- [What is being asked]:
Transcribe the material word for word, but without the images.
# # # # # # #
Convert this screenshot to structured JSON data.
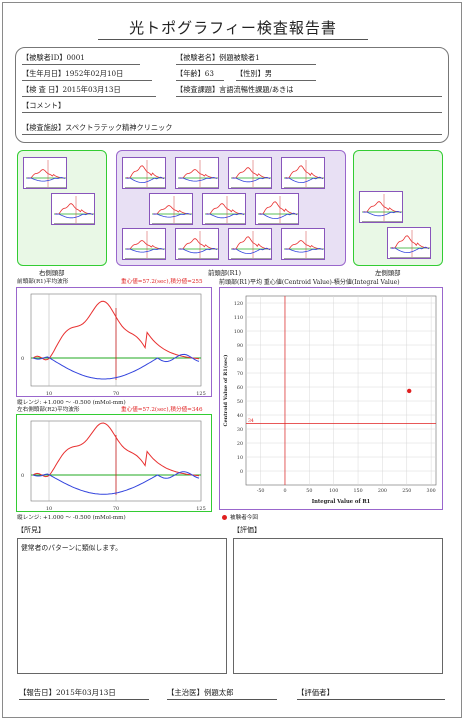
{
  "report": {
    "title": "光トポグラフィー検査報告書"
  },
  "info": {
    "subject_id_label": "【被験者ID】",
    "subject_id": "0001",
    "subject_name_label": "【被験者名】",
    "subject_name": "例題被験者1",
    "dob_label": "【生年月日】",
    "dob": "1952年02月10日",
    "age_label": "【年齢】",
    "age": "63",
    "sex_label": "【性別】",
    "sex": "男",
    "exam_date_label": "【検 査 日】",
    "exam_date": "2015年03月13日",
    "task_label": "【検査課題】",
    "task": "言語流暢性課題/あきは",
    "comment_label": "【コメント】",
    "comment": "",
    "facility_label": "【検査施設】",
    "facility": "スペクトラテック精神クリニック"
  },
  "topography": {
    "right_label": "右側頭部",
    "front_label": "前頭部(R1)",
    "left_label": "左側頭部",
    "front_channels": 13,
    "right_channels": 2,
    "left_channels": 2
  },
  "waveform1": {
    "title": "前頭部(R1)平均波形",
    "stats": "重心値=57.2(sec),積分値=255",
    "range": "縦レンジ: +1.000 ～ -0.500 (mMol-mm)",
    "x_ticks": [
      "10",
      "70",
      "125"
    ],
    "y_zero": "0"
  },
  "waveform2": {
    "title": "左右側頭部(R2)平均波形",
    "stats": "重心値=57.2(sec),積分値=346",
    "range": "縦レンジ: +1.000 ～ -0.500 (mMol-mm)",
    "x_ticks": [
      "10",
      "70",
      "125"
    ],
    "y_zero": "0"
  },
  "chart_data": {
    "type": "scatter",
    "title": "前頭部(R1)平均 重心値(Centroid Value)-積分値(Integral Value)",
    "xlabel": "Integral Value of R1",
    "ylabel": "Centroid Value of R1(sec)",
    "xlim": [
      -80,
      310
    ],
    "ylim": [
      -10,
      125
    ],
    "x_ticks": [
      -50,
      0,
      50,
      100,
      150,
      200,
      250,
      300
    ],
    "y_ticks": [
      0,
      10,
      20,
      30,
      40,
      50,
      60,
      70,
      80,
      90,
      100,
      110,
      120
    ],
    "ref_x": 0,
    "ref_y": 34,
    "ref_y_label": "34",
    "points": [
      {
        "x": 255,
        "y": 57.2
      }
    ],
    "legend": "被験者今回",
    "grid": true
  },
  "findings": {
    "label": "【所見】",
    "text": "健常者のパターンに類似します。"
  },
  "evaluation": {
    "label": "【評価】",
    "text": ""
  },
  "footer": {
    "report_date_label": "【報告日】",
    "report_date": "2015年03月13日",
    "doctor_label": "【主治医】",
    "doctor": "例題太郎",
    "evaluator_label": "【評価者】",
    "evaluator": ""
  },
  "colors": {
    "oxy": "#e83030",
    "deoxy": "#3344dd",
    "total": "#22aa22",
    "green_frame": "#33cc33",
    "purple_frame": "#9966cc"
  }
}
# # # # # # #
- [Exercise solution]:
Convert this screenshot to structured JSON data.
{
  "report": {
    "title": "光トポグラフィー検査報告書"
  },
  "info": {
    "subject_id_label": "【被験者ID】",
    "subject_id": "0001",
    "subject_name_label": "【被験者名】",
    "subject_name": "例題被験者1",
    "dob_label": "【生年月日】",
    "dob": "1952年02月10日",
    "age_label": "【年齢】",
    "age": "63",
    "sex_label": "【性別】",
    "sex": "男",
    "exam_date_label": "【検 査 日】",
    "exam_date": "2015年03月13日",
    "task_label": "【検査課題】",
    "task": "言語流暢性課題/あきは",
    "comment_label": "【コメント】",
    "comment": "",
    "facility_label": "【検査施設】",
    "facility": "スペクトラテック精神クリニック"
  },
  "topography": {
    "right_label": "右側頭部",
    "front_label": "前頭部(R1)",
    "left_label": "左側頭部",
    "front_channels": 13,
    "right_channels": 2,
    "left_channels": 2
  },
  "waveform1": {
    "title": "前頭部(R1)平均波形",
    "stats": "重心値=57.2(sec),積分値=255",
    "range": "縦レンジ: +1.000 ～ -0.500 (mMol-mm)",
    "x_ticks": [
      "10",
      "70",
      "125"
    ],
    "y_zero": "0"
  },
  "waveform2": {
    "title": "左右側頭部(R2)平均波形",
    "stats": "重心値=57.2(sec),積分値=346",
    "range": "縦レンジ: +1.000 ～ -0.500 (mMol-mm)",
    "x_ticks": [
      "10",
      "70",
      "125"
    ],
    "y_zero": "0"
  },
  "chart_data": {
    "type": "scatter",
    "title": "前頭部(R1)平均 重心値(Centroid Value)-積分値(Integral Value)",
    "xlabel": "Integral Value of R1",
    "ylabel": "Centroid Value of R1(sec)",
    "xlim": [
      -80,
      310
    ],
    "ylim": [
      -10,
      125
    ],
    "x_ticks": [
      -50,
      0,
      50,
      100,
      150,
      200,
      250,
      300
    ],
    "y_ticks": [
      0,
      10,
      20,
      30,
      40,
      50,
      60,
      70,
      80,
      90,
      100,
      110,
      120
    ],
    "ref_x": 0,
    "ref_y": 34,
    "ref_y_label": "34",
    "points": [
      {
        "x": 255,
        "y": 57.2
      }
    ],
    "legend": "被験者今回",
    "grid": true
  },
  "findings": {
    "label": "【所見】",
    "text": "健常者のパターンに類似します。"
  },
  "evaluation": {
    "label": "【評価】",
    "text": ""
  },
  "footer": {
    "report_date_label": "【報告日】",
    "report_date": "2015年03月13日",
    "doctor_label": "【主治医】",
    "doctor": "例題太郎",
    "evaluator_label": "【評価者】",
    "evaluator": ""
  },
  "colors": {
    "oxy": "#e83030",
    "deoxy": "#3344dd",
    "total": "#22aa22",
    "green_frame": "#33cc33",
    "purple_frame": "#9966cc"
  }
}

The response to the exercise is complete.